- _TO DO_: Pick out the lines below that include the string "Competition".

···

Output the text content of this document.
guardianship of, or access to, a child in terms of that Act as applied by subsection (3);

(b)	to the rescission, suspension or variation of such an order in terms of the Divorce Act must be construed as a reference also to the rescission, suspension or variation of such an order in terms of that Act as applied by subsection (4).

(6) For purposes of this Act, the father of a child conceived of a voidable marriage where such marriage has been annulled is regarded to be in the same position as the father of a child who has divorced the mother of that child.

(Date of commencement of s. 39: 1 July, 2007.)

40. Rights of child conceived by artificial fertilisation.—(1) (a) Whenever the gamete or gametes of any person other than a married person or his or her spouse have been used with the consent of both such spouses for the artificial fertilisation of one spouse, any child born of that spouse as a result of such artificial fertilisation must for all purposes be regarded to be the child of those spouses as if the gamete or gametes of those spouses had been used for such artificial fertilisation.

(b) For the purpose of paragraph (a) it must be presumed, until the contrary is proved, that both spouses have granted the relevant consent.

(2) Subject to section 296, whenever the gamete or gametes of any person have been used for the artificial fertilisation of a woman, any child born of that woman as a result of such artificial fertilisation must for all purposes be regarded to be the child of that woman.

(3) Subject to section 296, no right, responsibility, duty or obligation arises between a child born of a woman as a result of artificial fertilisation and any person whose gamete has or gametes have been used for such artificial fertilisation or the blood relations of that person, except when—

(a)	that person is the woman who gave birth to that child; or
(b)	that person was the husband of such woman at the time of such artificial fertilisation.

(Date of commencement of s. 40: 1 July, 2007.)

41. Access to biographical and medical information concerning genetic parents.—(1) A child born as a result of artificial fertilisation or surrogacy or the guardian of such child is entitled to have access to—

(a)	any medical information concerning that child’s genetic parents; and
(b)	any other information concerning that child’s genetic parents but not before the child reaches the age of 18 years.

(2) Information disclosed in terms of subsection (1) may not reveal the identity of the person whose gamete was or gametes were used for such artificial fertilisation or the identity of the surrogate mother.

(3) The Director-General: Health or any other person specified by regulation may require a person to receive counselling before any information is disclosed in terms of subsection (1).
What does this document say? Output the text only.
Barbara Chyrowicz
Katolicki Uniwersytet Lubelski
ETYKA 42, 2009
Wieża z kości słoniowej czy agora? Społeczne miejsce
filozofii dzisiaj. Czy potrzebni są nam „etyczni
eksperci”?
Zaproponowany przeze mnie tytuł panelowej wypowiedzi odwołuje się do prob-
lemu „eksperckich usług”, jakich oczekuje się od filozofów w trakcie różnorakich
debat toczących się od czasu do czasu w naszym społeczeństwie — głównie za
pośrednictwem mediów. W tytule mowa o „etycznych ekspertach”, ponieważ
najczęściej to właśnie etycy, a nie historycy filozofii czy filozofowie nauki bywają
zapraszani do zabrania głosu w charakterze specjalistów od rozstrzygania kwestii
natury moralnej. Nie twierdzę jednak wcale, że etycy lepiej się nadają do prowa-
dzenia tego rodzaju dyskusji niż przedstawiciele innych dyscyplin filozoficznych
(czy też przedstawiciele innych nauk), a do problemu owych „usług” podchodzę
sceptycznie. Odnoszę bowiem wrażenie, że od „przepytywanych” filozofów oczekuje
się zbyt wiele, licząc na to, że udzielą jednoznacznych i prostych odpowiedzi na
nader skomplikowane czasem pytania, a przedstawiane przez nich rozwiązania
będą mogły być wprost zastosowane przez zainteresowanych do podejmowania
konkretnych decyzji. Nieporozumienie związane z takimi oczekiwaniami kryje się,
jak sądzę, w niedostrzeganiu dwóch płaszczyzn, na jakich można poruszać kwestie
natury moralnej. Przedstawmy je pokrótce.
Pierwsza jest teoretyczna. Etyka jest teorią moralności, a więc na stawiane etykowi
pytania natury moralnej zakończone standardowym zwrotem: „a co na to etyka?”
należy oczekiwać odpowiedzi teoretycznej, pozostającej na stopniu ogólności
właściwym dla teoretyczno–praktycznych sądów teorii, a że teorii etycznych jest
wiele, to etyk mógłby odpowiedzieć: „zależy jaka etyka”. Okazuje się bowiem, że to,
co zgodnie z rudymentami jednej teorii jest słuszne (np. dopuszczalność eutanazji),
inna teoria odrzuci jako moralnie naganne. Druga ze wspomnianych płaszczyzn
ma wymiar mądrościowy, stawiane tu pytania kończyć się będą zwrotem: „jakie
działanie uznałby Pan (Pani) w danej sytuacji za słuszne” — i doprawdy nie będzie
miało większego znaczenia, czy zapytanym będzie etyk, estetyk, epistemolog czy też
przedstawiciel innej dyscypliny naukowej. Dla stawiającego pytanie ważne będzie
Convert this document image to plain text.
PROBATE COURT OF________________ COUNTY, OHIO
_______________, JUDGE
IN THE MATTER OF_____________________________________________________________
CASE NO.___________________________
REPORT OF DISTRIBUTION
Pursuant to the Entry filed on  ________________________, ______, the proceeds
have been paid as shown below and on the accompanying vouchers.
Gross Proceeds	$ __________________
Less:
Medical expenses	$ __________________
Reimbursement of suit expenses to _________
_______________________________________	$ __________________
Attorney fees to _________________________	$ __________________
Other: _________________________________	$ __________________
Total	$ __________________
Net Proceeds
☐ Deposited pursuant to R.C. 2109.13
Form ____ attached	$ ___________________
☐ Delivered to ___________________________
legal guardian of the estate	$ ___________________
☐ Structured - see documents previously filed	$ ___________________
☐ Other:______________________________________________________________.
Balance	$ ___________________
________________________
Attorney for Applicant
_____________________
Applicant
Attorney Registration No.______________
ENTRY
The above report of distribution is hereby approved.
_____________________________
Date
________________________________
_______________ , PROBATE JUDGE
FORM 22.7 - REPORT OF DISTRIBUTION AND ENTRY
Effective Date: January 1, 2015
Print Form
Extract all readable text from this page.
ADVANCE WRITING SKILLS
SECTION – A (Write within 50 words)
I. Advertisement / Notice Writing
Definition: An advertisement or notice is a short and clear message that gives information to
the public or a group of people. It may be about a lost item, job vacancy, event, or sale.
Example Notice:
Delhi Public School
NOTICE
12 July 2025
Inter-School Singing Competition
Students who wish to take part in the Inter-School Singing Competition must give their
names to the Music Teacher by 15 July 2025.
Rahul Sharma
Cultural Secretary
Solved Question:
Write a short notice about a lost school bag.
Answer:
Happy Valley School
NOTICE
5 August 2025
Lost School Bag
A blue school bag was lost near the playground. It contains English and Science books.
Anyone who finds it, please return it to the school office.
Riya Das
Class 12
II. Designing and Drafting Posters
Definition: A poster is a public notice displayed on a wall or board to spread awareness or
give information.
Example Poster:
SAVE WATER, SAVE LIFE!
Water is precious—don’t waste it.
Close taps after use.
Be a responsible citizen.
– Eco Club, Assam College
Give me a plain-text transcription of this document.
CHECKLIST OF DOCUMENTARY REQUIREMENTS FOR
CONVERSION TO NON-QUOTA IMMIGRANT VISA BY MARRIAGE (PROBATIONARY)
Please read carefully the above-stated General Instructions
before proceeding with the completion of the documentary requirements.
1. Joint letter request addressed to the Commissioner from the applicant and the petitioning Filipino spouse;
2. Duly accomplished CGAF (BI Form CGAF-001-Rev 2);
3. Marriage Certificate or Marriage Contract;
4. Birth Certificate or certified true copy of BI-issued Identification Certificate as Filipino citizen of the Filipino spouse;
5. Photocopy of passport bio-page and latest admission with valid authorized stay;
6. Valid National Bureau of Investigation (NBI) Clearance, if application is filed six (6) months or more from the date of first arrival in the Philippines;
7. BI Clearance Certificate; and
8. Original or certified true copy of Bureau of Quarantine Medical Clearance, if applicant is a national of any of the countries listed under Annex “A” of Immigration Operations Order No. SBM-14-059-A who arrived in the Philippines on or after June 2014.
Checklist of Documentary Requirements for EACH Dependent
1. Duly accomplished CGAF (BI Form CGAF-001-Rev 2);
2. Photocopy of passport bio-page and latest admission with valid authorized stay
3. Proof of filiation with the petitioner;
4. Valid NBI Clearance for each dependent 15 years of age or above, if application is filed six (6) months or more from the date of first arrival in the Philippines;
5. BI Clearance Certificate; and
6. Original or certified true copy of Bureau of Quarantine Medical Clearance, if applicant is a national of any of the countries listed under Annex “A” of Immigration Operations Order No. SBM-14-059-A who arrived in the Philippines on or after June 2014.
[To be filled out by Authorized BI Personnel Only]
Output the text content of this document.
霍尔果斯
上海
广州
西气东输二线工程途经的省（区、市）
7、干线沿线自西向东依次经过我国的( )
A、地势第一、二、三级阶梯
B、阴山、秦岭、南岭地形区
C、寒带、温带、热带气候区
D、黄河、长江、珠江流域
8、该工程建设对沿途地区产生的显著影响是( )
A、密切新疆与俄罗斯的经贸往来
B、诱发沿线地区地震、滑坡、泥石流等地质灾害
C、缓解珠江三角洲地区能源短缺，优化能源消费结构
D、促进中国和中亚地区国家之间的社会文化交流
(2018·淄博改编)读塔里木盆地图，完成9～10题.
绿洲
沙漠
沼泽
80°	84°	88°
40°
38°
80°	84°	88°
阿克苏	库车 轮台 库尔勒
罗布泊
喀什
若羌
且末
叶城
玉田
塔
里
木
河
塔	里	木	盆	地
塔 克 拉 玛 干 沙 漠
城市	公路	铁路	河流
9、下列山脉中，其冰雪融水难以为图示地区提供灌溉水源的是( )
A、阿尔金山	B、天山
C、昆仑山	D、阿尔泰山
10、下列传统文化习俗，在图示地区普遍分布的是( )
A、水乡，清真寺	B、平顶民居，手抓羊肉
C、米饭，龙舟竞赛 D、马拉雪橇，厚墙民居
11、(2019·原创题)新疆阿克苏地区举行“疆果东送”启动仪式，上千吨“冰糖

···

- _TASK SOLUTION_:
Inter-School Singing Competition
Students who wish to take part in the Inter-School Singing Competition must give their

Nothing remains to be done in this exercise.